## BLOCCO DI TESTO
Orbán, sconfitta dei populisti
L’europarlamento contro l’ungheria. Sì alla direttiva sul copyright, Di Maio accusa
Approvata a Strasburgo la risoluzione contro Orbán. Sconfitti i populisti. Via libera anche alla legge sul copyright. Di Maio accusa. E intanto i pm genovesi volano in Lussemburgo per le carte sui 49 milioni della Lega.
Per la prima volta STRASBURGO l’europarlamento ha approvato di chiedere ai governi Ue di applicare le sanzioni dell’articolo 7 del Trattato individuando violazioni dell’esecutivo ungherese di valori democratici e dello stato di diritto. La decisione del partito europopolare Ppe di lasciare libertà di voto contro il suo membro e premier di Budapest Viktor Orbán ha consentito di superare la necessaria maggioranza di due terzi con 448 favorevoli e 197 contrari.

## COMPITI DA SVOLGERE
• A. Nell'articolo su Orbán, quanti voti favorevoli e quanti contrari ha ottenuto l'europarlamento?
• B. Stabilisci se ciascuna affermazione concorda con l'articolo su Orbán: (i) la risoluzione contro Orbán è stata approvata a Strasburgo; (ii) il Ppe ha imposto ai propri membri di votare in difesa di Orbán; (iii) i pm genovesi vanno in Lussemburgo per le carte sui 49 milioni della Lega.
• C. Riproduci fedelmente il tratto dell'articolo su Orbán che va da "Per la prima" fino a "e 197 contrari.".

## CONTENUTO DELL'ELENCO

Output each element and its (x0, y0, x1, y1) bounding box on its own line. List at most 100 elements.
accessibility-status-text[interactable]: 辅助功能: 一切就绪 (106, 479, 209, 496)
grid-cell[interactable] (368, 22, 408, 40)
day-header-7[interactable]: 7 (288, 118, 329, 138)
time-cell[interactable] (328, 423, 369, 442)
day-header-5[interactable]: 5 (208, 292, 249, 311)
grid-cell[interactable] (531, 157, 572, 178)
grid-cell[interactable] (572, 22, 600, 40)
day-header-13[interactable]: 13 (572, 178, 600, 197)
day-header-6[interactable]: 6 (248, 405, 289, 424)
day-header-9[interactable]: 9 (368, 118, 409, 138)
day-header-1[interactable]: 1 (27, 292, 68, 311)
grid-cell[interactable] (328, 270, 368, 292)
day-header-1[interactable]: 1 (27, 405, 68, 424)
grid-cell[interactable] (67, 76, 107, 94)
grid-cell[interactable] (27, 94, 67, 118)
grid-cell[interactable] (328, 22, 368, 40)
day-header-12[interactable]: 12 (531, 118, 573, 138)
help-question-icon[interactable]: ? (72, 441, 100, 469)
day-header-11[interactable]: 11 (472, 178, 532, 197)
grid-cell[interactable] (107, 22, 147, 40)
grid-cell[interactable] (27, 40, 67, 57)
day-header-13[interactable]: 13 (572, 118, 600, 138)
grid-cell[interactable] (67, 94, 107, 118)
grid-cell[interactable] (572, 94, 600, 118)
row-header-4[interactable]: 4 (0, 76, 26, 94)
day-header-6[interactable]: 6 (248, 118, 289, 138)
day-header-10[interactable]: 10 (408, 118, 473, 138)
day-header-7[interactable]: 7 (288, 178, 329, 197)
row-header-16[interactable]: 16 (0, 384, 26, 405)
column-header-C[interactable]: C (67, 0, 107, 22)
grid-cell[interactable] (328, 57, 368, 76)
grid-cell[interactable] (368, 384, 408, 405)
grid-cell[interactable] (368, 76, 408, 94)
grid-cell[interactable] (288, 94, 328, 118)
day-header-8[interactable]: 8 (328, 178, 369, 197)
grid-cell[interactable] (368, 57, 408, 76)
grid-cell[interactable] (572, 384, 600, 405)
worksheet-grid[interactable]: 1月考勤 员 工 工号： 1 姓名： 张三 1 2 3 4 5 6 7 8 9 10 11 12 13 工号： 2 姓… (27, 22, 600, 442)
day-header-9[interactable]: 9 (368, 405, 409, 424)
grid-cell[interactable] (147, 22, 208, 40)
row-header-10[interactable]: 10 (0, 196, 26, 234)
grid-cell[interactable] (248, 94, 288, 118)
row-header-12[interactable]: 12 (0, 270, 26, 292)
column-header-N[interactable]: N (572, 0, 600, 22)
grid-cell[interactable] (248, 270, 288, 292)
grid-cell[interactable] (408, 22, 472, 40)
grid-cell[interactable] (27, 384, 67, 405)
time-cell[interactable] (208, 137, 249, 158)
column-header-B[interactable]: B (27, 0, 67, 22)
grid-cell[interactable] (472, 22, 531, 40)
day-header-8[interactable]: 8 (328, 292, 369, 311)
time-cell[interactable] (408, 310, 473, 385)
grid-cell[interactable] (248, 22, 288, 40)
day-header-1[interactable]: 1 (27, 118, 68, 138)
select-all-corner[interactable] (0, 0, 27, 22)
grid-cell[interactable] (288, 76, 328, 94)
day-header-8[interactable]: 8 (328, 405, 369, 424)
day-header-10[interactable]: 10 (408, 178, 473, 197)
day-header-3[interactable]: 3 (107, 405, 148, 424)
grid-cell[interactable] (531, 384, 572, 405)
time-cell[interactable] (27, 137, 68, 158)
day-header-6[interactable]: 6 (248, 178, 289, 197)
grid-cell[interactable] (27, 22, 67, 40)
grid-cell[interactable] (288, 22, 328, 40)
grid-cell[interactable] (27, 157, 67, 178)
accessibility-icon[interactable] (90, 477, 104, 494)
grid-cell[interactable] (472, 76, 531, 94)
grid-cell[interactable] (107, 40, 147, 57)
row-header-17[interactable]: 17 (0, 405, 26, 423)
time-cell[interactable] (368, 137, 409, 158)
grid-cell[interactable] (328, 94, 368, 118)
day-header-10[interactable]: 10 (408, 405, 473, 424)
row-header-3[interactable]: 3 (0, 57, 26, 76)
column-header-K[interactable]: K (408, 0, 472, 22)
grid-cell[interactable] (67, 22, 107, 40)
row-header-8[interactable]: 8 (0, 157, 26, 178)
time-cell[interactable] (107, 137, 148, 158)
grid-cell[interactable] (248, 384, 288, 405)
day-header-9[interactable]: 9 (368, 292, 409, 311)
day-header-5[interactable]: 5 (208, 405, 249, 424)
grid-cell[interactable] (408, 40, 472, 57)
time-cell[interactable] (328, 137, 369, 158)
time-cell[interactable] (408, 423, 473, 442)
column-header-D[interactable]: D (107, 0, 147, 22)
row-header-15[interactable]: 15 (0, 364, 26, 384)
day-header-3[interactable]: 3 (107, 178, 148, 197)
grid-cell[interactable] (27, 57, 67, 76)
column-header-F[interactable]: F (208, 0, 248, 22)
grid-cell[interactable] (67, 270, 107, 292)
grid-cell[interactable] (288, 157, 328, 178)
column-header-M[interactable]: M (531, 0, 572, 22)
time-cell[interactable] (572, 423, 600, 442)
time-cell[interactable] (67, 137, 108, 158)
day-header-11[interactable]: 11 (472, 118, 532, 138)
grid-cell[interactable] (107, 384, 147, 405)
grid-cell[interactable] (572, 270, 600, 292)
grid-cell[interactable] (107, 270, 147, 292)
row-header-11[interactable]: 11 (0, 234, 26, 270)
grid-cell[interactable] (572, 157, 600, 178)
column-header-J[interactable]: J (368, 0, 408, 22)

## RISPOSTE PER COMPITO
• A. 448 favorevoli e 197 contrari.

• B.
(i) Sì: «Approvata a Strasburgo la risoluzione contro Orbán.»
(ii) No: «La decisione del partito europopolare Ppe di lasciare libertà di voto contro il suo membro e premier di Budapest Viktor Orbán»
(iii) Sì: «i pm genovesi volano in Lussemburgo per le carte sui 49 milioni della Lega»

• C.
Per la prima volta STRASBURGO l’europarlamento ha approvato di chiedere ai governi Ue di applicare le sanzioni dell’articolo 7 del Trattato individuando violazioni dell’esecutivo ungherese di valori democratici e dello stato di diritto. La decisione del partito europopolare Ppe di lasciare libertà di voto contro il suo membro e premier di Budapest Viktor Orbán ha consentito di superare la necessaria maggioranza di due terzi con 448 favorevoli e 197 contrari.